Please name the three cargoes used for Cas9 delivery in the shrimp gene-editing abstract below.

DOCUMENT PASSAGE:
┄┄┄┄┄┄┄┄┄┄┄┄┄┄┄┄┄┄┄┄
The hurdles of delivery CRISPR‐Cas9 components for gene editing in penaeid shrimps

Abstract

Gene edition using the CRISPR/Cas9 system has been achieved in few crustaceans, but in penaeid shrimps, several hurdles exist, restraining the potential of CRISPR-Cas9 technology in shrimp Aquaculture. A key step for gene editing is the efficient introduction of the CRISPR-Cas9 system into the cells. Although microinjection is an effective method for CRISPR-Cas9 system delivery into zygotes, the successful gene edition in this commercially important taxon is hindered due to the challenges posed by this technique. Therefore, experimental approaches based on microinjection-free protocols are of scientific interest for Aquaculture researchers. In this work, we performed physical (electroporation) and chemical (polyethylenimine and cationic lipids) transfection methods in P. vannamei zygotes. For Cas9 delivery, we used three different cargoes: DNA plasmid, mRNA and a recombinant protein. Different ratios of sgRNA designed to recognize the PvCatL gene were used to prepare the CRISPR-Cas9 complexes. Treated shrimp zygotes were genotyped by HRM analysis and Sanger sequencing. Although high hatching rates were observed for most treatments, no irrefutable evidence of typical CRISPR-Cas9-induced gene edition was found; instead, an enrichment of gene variants was observed in treated organisms, which was detectable by HRM. Our effort is of interest to Aquaculture researchers working on this challenging topic, helping to improve their experimental design or as a reference to evaluate additional conditions to achieve the gene editing in penaeid shrimps.
┄┄┄┄┄┄┄┄┄┄┄┄┄┄┄┄┄┄┄┄
GIVEN INFORMATION:
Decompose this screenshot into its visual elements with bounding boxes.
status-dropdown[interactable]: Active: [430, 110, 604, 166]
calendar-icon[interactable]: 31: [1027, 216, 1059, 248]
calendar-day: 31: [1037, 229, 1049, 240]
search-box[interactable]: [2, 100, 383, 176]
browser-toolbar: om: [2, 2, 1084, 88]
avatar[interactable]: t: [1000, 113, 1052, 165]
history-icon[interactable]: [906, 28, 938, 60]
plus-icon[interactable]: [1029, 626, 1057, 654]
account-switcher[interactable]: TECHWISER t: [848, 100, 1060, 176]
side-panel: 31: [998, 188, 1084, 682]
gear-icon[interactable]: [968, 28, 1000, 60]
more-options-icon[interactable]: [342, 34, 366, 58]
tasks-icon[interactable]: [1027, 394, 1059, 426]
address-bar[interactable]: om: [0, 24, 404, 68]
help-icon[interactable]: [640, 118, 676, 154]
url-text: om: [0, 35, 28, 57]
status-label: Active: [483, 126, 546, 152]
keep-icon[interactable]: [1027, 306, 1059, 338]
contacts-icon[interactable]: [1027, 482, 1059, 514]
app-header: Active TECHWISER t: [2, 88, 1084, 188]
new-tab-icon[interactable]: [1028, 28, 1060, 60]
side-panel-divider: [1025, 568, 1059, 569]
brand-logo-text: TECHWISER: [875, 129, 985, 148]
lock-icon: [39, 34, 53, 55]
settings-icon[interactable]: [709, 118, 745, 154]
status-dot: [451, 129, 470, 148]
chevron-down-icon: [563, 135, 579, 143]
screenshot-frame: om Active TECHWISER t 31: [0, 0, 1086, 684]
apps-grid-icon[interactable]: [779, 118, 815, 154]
┄┄┄┄┄┄┄┄┄┄┄┄┄┄┄┄┄┄┄┄
WORKED SOLUTION: DNA plasmid, mRNA and a recombinant protein.